— start Given information —

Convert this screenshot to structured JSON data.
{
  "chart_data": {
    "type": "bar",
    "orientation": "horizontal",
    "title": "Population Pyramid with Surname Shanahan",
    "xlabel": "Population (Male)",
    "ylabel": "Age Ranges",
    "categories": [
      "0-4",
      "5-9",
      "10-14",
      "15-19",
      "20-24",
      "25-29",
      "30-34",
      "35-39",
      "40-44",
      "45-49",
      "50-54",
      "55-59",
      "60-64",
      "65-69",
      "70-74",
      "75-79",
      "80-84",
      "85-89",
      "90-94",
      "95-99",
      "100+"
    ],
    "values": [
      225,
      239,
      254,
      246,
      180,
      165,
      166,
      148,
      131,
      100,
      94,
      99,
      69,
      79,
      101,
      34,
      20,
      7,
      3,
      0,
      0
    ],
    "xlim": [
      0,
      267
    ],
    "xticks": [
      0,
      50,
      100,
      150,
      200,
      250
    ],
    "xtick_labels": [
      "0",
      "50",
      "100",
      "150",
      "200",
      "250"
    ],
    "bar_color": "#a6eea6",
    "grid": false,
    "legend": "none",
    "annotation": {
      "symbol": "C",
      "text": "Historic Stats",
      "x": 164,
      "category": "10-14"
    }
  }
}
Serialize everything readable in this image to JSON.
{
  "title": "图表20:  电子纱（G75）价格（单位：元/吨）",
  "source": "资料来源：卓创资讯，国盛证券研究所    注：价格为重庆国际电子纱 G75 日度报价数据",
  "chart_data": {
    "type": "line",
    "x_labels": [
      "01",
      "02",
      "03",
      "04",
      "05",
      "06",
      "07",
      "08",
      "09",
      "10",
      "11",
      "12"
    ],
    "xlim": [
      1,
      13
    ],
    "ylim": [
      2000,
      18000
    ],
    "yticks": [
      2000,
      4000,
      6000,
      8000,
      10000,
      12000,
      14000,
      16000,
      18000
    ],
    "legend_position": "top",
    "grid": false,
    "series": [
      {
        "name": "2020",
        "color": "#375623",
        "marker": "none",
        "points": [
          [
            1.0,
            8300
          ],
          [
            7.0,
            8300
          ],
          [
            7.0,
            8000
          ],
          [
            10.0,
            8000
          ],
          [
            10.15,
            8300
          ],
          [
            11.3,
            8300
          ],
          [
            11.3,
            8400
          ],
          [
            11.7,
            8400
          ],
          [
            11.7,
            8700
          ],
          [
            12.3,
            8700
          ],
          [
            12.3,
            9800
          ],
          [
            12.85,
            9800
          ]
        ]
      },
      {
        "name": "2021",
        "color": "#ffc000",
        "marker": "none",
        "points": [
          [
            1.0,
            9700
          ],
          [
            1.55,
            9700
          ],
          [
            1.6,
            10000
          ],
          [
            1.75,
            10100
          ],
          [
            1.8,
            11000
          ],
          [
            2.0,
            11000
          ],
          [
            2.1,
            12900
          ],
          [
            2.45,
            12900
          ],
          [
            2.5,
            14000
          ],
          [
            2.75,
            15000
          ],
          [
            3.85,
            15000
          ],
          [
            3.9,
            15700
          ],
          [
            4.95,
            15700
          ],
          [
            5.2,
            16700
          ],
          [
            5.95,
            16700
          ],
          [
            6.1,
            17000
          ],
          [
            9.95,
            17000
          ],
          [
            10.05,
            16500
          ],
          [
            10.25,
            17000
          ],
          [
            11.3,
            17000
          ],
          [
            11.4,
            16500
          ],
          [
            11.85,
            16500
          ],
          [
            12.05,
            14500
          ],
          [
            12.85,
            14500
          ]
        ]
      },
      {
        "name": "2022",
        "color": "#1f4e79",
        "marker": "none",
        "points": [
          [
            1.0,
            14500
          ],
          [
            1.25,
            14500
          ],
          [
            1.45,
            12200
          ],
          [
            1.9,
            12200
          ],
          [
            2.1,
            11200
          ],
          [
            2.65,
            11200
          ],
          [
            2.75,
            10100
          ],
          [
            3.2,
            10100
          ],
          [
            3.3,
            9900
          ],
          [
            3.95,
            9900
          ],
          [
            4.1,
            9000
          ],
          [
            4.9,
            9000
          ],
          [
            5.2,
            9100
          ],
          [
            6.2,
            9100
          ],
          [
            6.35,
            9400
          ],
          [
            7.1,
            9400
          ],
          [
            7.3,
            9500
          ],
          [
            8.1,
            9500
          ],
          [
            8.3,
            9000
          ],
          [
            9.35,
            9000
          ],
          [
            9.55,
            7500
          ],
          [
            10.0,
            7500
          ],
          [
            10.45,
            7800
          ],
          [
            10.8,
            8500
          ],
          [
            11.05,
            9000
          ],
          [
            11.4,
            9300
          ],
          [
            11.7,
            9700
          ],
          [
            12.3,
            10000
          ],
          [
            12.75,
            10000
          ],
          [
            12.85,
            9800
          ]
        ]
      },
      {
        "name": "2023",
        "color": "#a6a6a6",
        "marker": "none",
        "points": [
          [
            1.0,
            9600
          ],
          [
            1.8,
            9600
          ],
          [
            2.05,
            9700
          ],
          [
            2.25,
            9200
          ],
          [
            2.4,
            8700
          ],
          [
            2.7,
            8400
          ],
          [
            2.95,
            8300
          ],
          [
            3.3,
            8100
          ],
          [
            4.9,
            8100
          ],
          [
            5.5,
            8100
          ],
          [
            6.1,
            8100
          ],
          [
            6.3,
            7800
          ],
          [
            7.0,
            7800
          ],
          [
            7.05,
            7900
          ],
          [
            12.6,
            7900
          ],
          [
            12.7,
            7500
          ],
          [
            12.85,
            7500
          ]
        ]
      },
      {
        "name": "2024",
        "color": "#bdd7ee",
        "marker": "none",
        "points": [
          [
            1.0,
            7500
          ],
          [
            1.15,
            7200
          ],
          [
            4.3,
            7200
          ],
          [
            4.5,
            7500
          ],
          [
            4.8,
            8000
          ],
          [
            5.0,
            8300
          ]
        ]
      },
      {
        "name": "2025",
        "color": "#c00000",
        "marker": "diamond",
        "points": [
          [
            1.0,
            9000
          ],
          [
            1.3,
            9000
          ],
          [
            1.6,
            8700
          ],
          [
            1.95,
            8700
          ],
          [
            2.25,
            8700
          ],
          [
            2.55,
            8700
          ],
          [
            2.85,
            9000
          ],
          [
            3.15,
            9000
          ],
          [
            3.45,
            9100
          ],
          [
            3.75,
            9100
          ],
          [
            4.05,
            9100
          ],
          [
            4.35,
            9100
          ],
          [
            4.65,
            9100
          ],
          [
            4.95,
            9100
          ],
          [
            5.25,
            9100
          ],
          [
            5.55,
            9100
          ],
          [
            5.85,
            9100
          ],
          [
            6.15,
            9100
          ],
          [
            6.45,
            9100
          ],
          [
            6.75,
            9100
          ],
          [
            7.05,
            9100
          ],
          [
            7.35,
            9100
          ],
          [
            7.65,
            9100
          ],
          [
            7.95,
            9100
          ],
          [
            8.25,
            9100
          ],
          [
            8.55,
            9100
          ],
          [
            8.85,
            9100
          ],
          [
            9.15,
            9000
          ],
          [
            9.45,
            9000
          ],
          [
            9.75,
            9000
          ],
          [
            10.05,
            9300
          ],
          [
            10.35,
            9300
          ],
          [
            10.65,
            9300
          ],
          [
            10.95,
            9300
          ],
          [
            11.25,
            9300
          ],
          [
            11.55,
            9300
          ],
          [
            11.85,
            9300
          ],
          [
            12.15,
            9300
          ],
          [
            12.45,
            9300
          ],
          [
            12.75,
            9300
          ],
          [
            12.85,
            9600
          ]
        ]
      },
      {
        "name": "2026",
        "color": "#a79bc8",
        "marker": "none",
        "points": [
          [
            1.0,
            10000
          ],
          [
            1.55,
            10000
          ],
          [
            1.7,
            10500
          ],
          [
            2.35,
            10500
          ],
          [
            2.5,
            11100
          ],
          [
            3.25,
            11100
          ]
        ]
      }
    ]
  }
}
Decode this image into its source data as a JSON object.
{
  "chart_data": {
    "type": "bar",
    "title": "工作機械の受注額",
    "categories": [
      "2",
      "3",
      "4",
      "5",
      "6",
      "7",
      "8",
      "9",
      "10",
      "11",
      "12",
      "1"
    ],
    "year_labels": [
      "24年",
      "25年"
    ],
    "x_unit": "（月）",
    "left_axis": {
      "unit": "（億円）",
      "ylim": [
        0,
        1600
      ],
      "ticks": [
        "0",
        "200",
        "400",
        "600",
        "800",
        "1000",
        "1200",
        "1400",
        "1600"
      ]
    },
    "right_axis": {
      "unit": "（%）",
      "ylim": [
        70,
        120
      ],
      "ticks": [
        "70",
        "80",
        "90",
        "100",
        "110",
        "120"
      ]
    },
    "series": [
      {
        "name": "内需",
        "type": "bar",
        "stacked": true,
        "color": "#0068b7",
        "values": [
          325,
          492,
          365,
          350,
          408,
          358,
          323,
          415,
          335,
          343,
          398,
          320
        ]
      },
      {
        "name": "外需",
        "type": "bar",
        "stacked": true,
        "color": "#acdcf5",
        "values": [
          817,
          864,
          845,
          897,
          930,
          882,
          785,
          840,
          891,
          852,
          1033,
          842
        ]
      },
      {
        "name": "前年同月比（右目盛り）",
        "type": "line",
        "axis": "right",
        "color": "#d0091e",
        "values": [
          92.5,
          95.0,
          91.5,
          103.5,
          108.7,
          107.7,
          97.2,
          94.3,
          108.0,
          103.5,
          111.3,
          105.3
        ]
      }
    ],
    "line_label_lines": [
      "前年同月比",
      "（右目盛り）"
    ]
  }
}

— end Given information —

- Goal of the exercise: Which lines above hold the word "this"? Copy each of them.

- Answer to the problem:
Convert this screenshot to structured JSON data.
Serialize everything readable in this image to JSON.
Decode this image into its source data as a JSON object.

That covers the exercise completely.